## STATED PROBLEM:
Render the records from their first line through the line containing "spec-cell-engine: 270cc Honda GX270 OHV+ — [564, 453, 776, 473]" as a JSON list of strings, with one string per line and blank lines omitted.

## INFORMATION SHOWN:
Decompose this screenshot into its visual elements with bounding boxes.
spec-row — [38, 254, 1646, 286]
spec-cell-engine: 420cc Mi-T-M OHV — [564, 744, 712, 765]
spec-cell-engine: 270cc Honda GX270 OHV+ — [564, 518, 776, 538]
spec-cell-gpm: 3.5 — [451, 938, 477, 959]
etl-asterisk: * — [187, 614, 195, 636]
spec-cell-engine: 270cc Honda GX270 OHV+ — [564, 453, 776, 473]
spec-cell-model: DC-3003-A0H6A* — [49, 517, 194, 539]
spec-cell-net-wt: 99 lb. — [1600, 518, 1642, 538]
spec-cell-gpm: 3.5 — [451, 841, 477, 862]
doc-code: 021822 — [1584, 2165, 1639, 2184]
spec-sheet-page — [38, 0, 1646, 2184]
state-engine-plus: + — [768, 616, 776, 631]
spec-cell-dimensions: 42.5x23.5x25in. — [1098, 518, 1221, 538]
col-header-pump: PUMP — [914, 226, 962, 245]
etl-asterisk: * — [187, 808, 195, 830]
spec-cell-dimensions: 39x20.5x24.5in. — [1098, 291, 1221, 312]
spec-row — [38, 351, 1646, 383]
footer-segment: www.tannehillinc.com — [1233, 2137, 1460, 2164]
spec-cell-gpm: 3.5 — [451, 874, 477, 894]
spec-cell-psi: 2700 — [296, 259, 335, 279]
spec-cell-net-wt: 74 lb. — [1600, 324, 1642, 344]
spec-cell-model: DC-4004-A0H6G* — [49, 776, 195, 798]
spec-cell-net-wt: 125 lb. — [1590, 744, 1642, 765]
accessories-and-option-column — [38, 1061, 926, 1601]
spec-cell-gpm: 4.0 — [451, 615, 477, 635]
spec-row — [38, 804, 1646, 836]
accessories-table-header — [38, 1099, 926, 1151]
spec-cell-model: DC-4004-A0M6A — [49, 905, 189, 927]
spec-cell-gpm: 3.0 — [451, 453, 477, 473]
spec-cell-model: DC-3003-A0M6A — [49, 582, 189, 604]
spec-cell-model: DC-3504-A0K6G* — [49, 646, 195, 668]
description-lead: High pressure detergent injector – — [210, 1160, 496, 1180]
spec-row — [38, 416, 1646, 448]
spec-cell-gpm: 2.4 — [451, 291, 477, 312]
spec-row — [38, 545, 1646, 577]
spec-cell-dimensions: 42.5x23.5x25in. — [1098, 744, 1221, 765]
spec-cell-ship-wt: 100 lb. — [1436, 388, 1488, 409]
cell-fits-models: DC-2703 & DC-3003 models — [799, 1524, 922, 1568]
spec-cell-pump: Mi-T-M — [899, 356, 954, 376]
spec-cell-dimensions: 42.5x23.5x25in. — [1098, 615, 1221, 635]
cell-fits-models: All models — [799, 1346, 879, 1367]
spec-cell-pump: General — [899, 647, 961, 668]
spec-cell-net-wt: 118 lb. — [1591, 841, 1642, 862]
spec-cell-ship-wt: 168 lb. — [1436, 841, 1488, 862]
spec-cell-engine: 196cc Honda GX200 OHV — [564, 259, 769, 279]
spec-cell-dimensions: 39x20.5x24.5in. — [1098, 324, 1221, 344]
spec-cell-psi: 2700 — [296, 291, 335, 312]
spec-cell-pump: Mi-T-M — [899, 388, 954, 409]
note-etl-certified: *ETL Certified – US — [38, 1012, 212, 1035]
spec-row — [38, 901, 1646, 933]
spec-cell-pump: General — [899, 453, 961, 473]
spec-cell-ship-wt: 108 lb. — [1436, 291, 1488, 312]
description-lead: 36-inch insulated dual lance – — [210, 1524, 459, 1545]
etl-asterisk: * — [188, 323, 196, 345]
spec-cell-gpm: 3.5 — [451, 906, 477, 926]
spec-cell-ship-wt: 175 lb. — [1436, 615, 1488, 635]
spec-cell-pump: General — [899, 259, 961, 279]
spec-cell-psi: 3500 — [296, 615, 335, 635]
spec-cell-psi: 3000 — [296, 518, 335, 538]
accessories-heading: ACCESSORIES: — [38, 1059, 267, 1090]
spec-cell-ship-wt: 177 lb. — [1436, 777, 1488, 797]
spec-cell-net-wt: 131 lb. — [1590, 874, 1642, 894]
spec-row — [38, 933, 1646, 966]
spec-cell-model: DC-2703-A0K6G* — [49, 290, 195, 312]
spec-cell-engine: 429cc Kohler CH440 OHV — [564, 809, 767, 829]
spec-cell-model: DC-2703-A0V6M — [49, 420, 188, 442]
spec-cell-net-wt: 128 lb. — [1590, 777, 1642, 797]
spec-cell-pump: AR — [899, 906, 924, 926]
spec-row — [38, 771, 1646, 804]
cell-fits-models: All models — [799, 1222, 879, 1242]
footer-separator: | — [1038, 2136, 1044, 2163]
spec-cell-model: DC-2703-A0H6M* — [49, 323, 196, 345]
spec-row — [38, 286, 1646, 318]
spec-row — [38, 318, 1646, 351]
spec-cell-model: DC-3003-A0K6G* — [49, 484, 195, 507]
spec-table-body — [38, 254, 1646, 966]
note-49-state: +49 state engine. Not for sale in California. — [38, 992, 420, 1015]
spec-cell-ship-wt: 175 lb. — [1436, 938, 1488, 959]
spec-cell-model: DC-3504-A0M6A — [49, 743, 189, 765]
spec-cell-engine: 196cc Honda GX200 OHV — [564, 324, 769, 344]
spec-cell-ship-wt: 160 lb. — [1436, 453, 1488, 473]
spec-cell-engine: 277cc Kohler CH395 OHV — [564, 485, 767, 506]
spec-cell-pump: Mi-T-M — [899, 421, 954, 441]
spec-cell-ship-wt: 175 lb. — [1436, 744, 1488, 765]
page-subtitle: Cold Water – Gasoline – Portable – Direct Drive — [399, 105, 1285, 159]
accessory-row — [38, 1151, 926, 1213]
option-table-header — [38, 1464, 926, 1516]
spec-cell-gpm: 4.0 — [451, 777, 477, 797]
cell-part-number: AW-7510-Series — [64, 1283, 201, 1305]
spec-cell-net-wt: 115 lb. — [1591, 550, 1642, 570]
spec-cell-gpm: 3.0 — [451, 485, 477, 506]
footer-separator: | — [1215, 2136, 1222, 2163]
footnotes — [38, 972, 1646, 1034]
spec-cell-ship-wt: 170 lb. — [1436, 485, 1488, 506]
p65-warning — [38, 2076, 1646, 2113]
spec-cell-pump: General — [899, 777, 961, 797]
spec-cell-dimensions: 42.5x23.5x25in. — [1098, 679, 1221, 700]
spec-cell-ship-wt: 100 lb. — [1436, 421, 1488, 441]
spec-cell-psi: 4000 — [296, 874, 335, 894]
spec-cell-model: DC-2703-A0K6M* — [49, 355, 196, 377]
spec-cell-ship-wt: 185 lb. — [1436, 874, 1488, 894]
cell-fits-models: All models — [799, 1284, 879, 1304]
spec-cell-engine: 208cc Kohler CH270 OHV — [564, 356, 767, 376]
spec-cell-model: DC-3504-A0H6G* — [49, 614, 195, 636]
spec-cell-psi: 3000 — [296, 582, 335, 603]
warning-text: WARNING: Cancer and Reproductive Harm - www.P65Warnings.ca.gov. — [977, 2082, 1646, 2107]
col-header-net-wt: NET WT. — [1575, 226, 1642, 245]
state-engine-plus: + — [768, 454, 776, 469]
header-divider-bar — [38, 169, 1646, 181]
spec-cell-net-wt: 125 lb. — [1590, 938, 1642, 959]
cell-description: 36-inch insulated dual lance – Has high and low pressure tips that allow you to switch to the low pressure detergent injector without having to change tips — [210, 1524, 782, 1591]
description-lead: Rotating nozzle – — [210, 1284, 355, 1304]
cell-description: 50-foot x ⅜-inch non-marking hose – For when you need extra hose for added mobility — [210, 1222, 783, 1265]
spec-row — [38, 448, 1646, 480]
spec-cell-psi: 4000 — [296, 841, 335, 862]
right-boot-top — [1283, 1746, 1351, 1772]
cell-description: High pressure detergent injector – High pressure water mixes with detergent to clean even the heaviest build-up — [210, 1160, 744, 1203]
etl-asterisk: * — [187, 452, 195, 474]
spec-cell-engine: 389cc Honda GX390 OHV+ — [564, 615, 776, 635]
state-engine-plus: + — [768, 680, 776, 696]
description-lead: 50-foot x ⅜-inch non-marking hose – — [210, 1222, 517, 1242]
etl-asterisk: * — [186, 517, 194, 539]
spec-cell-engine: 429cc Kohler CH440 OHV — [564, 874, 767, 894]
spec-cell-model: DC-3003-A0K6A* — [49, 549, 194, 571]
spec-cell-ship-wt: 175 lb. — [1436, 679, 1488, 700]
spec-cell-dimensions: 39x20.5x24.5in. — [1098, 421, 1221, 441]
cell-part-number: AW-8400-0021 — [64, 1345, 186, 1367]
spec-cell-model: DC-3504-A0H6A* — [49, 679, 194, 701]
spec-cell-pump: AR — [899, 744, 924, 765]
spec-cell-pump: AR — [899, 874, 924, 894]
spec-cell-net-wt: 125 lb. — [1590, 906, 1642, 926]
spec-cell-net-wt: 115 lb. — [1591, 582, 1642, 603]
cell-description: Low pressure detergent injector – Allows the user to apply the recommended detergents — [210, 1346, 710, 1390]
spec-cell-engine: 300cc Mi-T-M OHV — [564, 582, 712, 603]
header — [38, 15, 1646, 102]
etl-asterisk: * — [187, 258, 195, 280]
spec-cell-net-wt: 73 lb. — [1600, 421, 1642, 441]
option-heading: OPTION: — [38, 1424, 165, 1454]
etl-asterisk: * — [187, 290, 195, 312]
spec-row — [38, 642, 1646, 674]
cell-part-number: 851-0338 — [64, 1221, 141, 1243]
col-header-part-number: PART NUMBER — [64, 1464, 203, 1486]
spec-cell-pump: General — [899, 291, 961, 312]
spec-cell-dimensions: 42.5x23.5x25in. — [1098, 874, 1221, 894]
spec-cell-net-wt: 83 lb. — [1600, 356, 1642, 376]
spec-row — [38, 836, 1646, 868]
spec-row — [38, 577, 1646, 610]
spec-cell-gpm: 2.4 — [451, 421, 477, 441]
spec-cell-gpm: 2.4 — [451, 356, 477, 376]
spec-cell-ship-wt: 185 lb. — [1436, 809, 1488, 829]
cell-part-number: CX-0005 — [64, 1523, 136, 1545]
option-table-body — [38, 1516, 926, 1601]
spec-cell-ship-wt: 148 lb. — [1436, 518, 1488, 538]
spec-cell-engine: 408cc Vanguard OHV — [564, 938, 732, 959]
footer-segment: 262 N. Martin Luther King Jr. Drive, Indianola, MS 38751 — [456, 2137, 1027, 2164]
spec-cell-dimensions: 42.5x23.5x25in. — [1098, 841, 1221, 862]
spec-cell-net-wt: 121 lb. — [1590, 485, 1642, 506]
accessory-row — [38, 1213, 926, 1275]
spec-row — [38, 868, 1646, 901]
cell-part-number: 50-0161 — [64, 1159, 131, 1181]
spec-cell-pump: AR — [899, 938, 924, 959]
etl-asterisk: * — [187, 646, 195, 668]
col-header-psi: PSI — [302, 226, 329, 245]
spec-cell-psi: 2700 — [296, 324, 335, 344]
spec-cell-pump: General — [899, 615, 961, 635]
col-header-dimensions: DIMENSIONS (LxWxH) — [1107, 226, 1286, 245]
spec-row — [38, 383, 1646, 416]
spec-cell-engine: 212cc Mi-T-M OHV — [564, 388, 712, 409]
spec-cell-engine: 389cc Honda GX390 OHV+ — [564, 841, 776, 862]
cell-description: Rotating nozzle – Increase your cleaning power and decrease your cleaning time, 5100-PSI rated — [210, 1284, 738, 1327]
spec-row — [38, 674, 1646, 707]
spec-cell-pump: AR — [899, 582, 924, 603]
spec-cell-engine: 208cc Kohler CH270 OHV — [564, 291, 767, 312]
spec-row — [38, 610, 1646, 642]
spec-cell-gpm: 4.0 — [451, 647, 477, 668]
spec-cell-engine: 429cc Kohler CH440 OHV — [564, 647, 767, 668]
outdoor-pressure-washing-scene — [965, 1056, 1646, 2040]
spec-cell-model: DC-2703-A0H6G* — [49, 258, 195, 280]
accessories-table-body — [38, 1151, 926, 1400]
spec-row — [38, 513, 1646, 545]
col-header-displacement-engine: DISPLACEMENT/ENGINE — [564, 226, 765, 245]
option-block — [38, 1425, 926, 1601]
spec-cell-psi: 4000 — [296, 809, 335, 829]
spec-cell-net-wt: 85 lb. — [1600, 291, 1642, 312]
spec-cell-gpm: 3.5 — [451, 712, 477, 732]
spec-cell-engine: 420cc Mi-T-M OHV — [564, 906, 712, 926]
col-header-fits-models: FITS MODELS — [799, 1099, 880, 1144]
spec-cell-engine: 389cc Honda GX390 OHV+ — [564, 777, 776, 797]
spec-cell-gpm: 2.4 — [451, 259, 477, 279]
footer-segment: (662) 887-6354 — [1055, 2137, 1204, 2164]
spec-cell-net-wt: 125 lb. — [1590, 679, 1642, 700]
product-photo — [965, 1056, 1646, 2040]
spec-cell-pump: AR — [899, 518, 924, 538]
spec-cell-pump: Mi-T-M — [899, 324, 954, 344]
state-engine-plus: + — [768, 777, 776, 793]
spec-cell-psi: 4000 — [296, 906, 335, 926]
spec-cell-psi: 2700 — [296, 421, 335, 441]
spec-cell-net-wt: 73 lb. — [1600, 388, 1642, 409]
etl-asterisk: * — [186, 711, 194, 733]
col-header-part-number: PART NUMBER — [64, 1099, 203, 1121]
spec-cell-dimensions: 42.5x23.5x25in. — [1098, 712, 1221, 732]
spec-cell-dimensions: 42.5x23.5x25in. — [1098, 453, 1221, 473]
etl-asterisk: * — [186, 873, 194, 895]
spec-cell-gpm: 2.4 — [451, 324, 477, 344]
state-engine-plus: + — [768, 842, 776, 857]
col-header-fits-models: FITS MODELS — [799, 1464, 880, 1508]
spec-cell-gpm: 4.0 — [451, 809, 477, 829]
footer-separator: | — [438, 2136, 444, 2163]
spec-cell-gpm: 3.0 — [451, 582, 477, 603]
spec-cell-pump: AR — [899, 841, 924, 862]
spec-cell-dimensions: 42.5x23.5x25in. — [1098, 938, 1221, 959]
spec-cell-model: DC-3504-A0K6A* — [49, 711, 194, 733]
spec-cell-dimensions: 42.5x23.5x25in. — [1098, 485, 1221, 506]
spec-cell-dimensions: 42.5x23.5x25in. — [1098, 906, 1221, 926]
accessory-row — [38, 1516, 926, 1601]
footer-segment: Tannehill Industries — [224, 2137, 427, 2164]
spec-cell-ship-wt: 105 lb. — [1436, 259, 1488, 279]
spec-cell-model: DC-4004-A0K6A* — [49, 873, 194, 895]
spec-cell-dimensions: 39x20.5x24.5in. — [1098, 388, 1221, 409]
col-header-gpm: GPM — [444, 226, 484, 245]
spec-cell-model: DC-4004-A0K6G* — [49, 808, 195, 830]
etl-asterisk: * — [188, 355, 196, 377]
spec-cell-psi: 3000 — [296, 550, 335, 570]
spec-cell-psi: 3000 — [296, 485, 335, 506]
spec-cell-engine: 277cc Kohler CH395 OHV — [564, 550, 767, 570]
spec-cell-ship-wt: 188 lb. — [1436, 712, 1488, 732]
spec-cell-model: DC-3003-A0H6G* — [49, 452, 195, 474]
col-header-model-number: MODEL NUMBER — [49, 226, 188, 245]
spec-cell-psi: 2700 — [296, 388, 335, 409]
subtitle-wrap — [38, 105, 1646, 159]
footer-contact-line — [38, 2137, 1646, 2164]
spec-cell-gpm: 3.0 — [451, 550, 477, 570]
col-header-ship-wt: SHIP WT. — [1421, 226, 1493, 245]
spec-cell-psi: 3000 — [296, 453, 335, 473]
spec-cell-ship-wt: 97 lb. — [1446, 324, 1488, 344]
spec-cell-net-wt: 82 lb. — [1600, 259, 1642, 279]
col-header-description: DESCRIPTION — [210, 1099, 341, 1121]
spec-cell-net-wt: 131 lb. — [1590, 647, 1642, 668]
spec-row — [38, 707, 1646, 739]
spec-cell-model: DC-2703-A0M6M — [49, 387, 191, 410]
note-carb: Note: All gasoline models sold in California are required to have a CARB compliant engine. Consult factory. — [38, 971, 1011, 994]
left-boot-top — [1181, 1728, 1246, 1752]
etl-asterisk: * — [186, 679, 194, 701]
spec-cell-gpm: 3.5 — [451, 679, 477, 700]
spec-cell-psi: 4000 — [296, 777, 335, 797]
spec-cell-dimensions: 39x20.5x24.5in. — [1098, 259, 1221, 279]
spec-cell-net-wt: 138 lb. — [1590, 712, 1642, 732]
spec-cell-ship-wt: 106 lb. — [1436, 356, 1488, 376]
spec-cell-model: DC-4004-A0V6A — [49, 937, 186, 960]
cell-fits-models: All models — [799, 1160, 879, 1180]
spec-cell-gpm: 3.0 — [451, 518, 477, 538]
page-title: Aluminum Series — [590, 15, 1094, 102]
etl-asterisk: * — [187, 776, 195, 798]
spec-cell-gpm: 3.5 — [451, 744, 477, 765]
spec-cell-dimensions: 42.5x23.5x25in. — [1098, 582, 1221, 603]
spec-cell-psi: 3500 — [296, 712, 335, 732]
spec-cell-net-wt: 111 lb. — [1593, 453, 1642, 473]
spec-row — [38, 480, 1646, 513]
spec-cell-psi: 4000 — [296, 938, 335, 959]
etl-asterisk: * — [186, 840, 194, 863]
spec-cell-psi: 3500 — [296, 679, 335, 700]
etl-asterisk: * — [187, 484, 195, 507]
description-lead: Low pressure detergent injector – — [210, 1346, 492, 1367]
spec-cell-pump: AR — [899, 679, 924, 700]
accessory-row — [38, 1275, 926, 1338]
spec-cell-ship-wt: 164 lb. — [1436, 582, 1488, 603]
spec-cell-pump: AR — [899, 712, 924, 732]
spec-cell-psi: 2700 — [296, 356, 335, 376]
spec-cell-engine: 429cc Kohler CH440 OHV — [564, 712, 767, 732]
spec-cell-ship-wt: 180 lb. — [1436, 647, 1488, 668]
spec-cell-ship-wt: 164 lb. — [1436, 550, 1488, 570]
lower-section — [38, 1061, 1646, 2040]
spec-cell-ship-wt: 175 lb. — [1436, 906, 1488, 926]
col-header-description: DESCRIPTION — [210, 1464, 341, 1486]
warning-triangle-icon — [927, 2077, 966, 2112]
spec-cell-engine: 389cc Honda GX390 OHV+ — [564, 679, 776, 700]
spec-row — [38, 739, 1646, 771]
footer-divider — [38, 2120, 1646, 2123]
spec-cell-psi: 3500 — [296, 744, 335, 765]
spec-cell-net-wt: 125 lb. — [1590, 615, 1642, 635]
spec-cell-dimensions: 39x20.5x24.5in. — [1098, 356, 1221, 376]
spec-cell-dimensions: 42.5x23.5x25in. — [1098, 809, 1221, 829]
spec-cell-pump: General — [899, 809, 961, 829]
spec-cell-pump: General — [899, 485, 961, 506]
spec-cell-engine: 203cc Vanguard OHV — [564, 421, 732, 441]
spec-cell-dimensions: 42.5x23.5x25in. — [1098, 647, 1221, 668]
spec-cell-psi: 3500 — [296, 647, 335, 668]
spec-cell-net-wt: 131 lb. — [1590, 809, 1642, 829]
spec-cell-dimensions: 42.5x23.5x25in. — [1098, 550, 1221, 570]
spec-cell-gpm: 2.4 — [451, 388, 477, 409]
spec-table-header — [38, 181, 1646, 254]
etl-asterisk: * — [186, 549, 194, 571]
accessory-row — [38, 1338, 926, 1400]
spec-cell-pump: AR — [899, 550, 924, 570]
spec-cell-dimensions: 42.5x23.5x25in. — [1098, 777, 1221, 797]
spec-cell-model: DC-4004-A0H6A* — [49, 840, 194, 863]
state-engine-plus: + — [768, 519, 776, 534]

## RESULT FOR THIS EXERCISE:
[
  "Decompose this screenshot into its visual elements with bounding boxes.",
  "spec-row — [38, 254, 1646, 286]",
  "spec-cell-engine: 420cc Mi-T-M OHV — [564, 744, 712, 765]",
  "spec-cell-engine: 270cc Honda GX270 OHV+ — [564, 518, 776, 538]",
  "spec-cell-gpm: 3.5 — [451, 938, 477, 959]",
  "etl-asterisk: * — [187, 614, 195, 636]",
  "spec-cell-engine: 270cc Honda GX270 OHV+ — [564, 453, 776, 473]"
]